══ MATERIAL PROVIDED ══

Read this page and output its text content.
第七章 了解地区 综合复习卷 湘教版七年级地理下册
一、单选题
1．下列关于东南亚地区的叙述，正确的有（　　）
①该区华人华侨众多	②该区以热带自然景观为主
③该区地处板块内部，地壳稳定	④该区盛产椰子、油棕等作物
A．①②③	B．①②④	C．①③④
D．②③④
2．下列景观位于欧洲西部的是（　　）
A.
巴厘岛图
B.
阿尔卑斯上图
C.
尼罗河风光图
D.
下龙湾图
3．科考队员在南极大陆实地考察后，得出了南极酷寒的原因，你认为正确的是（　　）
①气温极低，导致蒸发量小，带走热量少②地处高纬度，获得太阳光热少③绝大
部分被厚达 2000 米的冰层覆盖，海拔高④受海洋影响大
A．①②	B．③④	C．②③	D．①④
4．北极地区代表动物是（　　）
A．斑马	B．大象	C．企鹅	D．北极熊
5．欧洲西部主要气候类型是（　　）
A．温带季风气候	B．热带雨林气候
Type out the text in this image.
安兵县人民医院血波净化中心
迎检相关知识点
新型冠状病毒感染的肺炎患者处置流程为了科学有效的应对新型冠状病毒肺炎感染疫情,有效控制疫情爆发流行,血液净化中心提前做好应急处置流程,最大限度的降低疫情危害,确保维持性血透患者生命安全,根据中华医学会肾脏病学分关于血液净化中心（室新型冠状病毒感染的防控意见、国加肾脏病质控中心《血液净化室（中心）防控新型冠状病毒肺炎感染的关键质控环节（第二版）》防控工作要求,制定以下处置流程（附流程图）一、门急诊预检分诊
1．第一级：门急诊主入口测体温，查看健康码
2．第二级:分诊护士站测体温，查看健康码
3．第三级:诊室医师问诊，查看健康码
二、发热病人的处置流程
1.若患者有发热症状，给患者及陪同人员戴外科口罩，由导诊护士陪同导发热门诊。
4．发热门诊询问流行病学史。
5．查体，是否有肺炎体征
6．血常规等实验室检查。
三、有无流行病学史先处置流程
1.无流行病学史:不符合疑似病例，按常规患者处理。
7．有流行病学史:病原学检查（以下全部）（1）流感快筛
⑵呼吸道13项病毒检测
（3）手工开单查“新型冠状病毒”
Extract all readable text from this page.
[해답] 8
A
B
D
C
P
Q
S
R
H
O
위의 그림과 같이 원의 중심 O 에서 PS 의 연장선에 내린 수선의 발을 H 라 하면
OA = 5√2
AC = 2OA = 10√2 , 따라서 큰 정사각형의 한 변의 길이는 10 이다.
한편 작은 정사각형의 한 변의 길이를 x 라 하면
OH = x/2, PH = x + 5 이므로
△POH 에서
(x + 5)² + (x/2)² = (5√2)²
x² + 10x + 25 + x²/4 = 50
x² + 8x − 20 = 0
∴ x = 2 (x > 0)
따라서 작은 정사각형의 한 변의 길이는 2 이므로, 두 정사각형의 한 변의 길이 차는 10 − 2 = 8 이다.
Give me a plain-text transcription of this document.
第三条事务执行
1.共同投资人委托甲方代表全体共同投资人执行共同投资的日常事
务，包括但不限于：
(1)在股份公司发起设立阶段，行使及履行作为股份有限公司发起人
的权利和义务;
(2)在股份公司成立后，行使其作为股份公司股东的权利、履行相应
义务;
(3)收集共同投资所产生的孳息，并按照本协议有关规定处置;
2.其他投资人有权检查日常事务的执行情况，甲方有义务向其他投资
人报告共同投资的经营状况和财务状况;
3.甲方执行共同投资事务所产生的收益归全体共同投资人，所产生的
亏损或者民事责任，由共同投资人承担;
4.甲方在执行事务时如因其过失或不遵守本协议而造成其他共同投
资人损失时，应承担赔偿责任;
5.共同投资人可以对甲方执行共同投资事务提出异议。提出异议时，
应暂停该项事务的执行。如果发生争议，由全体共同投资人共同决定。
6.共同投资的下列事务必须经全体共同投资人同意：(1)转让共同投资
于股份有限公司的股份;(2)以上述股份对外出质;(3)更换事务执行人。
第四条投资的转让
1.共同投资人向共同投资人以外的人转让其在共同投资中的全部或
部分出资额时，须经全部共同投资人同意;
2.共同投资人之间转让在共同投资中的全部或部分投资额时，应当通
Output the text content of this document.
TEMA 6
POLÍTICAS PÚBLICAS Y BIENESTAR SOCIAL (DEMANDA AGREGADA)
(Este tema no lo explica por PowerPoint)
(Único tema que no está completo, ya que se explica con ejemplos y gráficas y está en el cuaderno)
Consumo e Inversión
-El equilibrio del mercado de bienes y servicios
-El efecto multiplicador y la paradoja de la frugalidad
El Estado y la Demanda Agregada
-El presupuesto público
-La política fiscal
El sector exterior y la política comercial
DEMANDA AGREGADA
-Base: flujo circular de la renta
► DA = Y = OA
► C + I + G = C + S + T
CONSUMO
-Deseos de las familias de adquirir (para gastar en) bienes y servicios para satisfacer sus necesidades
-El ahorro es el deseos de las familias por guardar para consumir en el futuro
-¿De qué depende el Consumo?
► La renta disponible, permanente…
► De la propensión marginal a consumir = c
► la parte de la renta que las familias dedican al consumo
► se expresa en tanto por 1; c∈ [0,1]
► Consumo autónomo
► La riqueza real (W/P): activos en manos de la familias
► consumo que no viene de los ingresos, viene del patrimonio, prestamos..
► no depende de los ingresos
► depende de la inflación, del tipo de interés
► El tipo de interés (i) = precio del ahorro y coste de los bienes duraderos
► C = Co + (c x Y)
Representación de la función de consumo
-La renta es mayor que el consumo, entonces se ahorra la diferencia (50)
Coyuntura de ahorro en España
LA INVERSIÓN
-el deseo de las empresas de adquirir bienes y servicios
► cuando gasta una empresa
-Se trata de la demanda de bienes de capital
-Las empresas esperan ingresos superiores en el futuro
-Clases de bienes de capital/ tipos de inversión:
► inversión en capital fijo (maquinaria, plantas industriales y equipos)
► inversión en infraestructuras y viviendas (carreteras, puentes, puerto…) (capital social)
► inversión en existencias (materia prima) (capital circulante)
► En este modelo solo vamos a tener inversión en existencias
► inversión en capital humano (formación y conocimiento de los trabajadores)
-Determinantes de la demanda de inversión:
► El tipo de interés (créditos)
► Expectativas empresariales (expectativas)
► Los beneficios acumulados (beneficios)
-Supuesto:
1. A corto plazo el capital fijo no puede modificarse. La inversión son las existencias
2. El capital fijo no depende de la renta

═══

Please reproduce each record precisely as written.

_EXERCISE ANSWER_.
Read this page and output its text content.
第七章 了解地区 综合复习卷 湘教版七年级地理下册
一、单选题
1．下列关于东南亚地区的叙述，正确的有（　　）
①该区华人华侨众多	②该区以热带自然景观为主
③该区地处板块内部，地壳稳定	④该区盛产椰子、油棕等作物
A．①②③	B．①②④	C．①③④
D．②③④
2．下列景观位于欧洲西部的是（　　）
A.
巴厘岛图
B.
阿尔卑斯上图
C.
尼罗河风光图
D.
下龙湾图
3．科考队员在南极大陆实地考察后，得出了南极酷寒的原因，你认为正确的是（　　）
①气温极低，导致蒸发量小，带走热量少②地处高纬度，获得太阳光热少③绝大
部分被厚达 2000 米的冰层覆盖，海拔高④受海洋影响大
A．①②	B．③④	C．②③	D．①④
4．北极地区代表动物是（　　）
A．斑马	B．大象	C．企鹅	D．北极熊
5．欧洲西部主要气候类型是（　　）
A．温带季风气候	B．热带雨林气候
Type out the text in this image.
安兵县人民医院血波净化中心
迎检相关知识点
新型冠状病毒感染的肺炎患者处置流程为了科学有效的应对新型冠状病毒肺炎感染疫情,有效控制疫情爆发流行,血液净化中心提前做好应急处置流程,最大限度的降低疫情危害,确保维持性血透患者生命安全,根据中华医学会肾脏病学分关于血液净化中心（室新型冠状病毒感染的防控意见、国加肾脏病质控中心《血液净化室（中心）防控新型冠状病毒肺炎感染的关键质控环节（第二版）》防控工作要求,制定以下处置流程（附流程图）一、门急诊预检分诊
1．第一级：门急诊主入口测体温，查看健康码
2．第二级:分诊护士站测体温，查看健康码
3．第三级:诊室医师问诊，查看健康码
二、发热病人的处置流程
1.若患者有发热症状，给患者及陪同人员戴外科口罩，由导诊护士陪同导发热门诊。
4．发热门诊询问流行病学史。
5．查体，是否有肺炎体征
6．血常规等实验室检查。
三、有无流行病学史先处置流程
1.无流行病学史:不符合疑似病例，按常规患者处理。
7．有流行病学史:病原学检查（以下全部）（1）流感快筛
⑵呼吸道13项病毒检测
（3）手工开单查“新型冠状病毒”
Extract all readable text from this page.
[해답] 8
A
B
D
C
P
Q
S
R
H
O
위의 그림과 같이 원의 중심 O 에서 PS 의 연장선에 내린 수선의 발을 H 라 하면
OA = 5√2
AC = 2OA = 10√2 , 따라서 큰 정사각형의 한 변의 길이는 10 이다.
한편 작은 정사각형의 한 변의 길이를 x 라 하면
OH = x/2, PH = x + 5 이므로
△POH 에서
(x + 5)² + (x/2)² = (5√2)²
x² + 10x + 25 + x²/4 = 50
x² + 8x − 20 = 0
∴ x = 2 (x > 0)
따라서 작은 정사각형의 한 변의 길이는 2 이므로, 두 정사각형의 한 변의 길이 차는 10 − 2 = 8 이다.
Give me a plain-text transcription of this document.
第三条事务执行
1.共同投资人委托甲方代表全体共同投资人执行共同投资的日常事
务，包括但不限于：
(1)在股份公司发起设立阶段，行使及履行作为股份有限公司发起人
的权利和义务;
(2)在股份公司成立后，行使其作为股份公司股东的权利、履行相应
义务;
(3)收集共同投资所产生的孳息，并按照本协议有关规定处置;
2.其他投资人有权检查日常事务的执行情况，甲方有义务向其他投资
人报告共同投资的经营状况和财务状况;
3.甲方执行共同投资事务所产生的收益归全体共同投资人，所产生的
亏损或者民事责任，由共同投资人承担;
4.甲方在执行事务时如因其过失或不遵守本协议而造成其他共同投
资人损失时，应承担赔偿责任;
5.共同投资人可以对甲方执行共同投资事务提出异议。提出异议时，
应暂停该项事务的执行。如果发生争议，由全体共同投资人共同决定。
6.共同投资的下列事务必须经全体共同投资人同意：(1)转让共同投资
于股份有限公司的股份;(2)以上述股份对外出质;(3)更换事务执行人。
第四条投资的转让
1.共同投资人向共同投资人以外的人转让其在共同投资中的全部或
部分出资额时，须经全部共同投资人同意;
2.共同投资人之间转让在共同投资中的全部或部分投资额时，应当通
Output the text content of this document.
TEMA 6
POLÍTICAS PÚBLICAS Y BIENESTAR SOCIAL (DEMANDA AGREGADA)
(Este tema no lo explica por PowerPoint)
(Único tema que no está completo, ya que se explica con ejemplos y gráficas y está en el cuaderno)
Consumo e Inversión
-El equilibrio del mercado de bienes y servicios
-El efecto multiplicador y la paradoja de la frugalidad
El Estado y la Demanda Agregada
-El presupuesto público
-La política fiscal
El sector exterior y la política comercial
DEMANDA AGREGADA
-Base: flujo circular de la renta
► DA = Y = OA
► C + I + G = C + S + T
CONSUMO
-Deseos de las familias de adquirir (para gastar en) bienes y servicios para satisfacer sus necesidades
-El ahorro es el deseos de las familias por guardar para consumir en el futuro
-¿De qué depende el Consumo?
► La renta disponible, permanente…
► De la propensión marginal a consumir = c
► la parte de la renta que las familias dedican al consumo
► se expresa en tanto por 1; c∈ [0,1]
► Consumo autónomo
► La riqueza real (W/P): activos en manos de la familias
► consumo que no viene de los ingresos, viene del patrimonio, prestamos..
► no depende de los ingresos
► depende de la inflación, del tipo de interés
► El tipo de interés (i) = precio del ahorro y coste de los bienes duraderos
► C = Co + (c x Y)
Representación de la función de consumo
-La renta es mayor que el consumo, entonces se ahorra la diferencia (50)
Coyuntura de ahorro en España
LA INVERSIÓN
-el deseo de las empresas de adquirir bienes y servicios
► cuando gasta una empresa
-Se trata de la demanda de bienes de capital
-Las empresas esperan ingresos superiores en el futuro
-Clases de bienes de capital/ tipos de inversión:
► inversión en capital fijo (maquinaria, plantas industriales y equipos)
► inversión en infraestructuras y viviendas (carreteras, puentes, puerto…) (capital social)
► inversión en existencias (materia prima) (capital circulante)
► En este modelo solo vamos a tener inversión en existencias
► inversión en capital humano (formación y conocimiento de los trabajadores)
-Determinantes de la demanda de inversión:
► El tipo de interés (créditos)
► Expectativas empresariales (expectativas)
► Los beneficios acumulados (beneficios)
-Supuesto:
1. A corto plazo el capital fijo no puede modificarse. La inversión son las existencias
2. El capital fijo no depende de la renta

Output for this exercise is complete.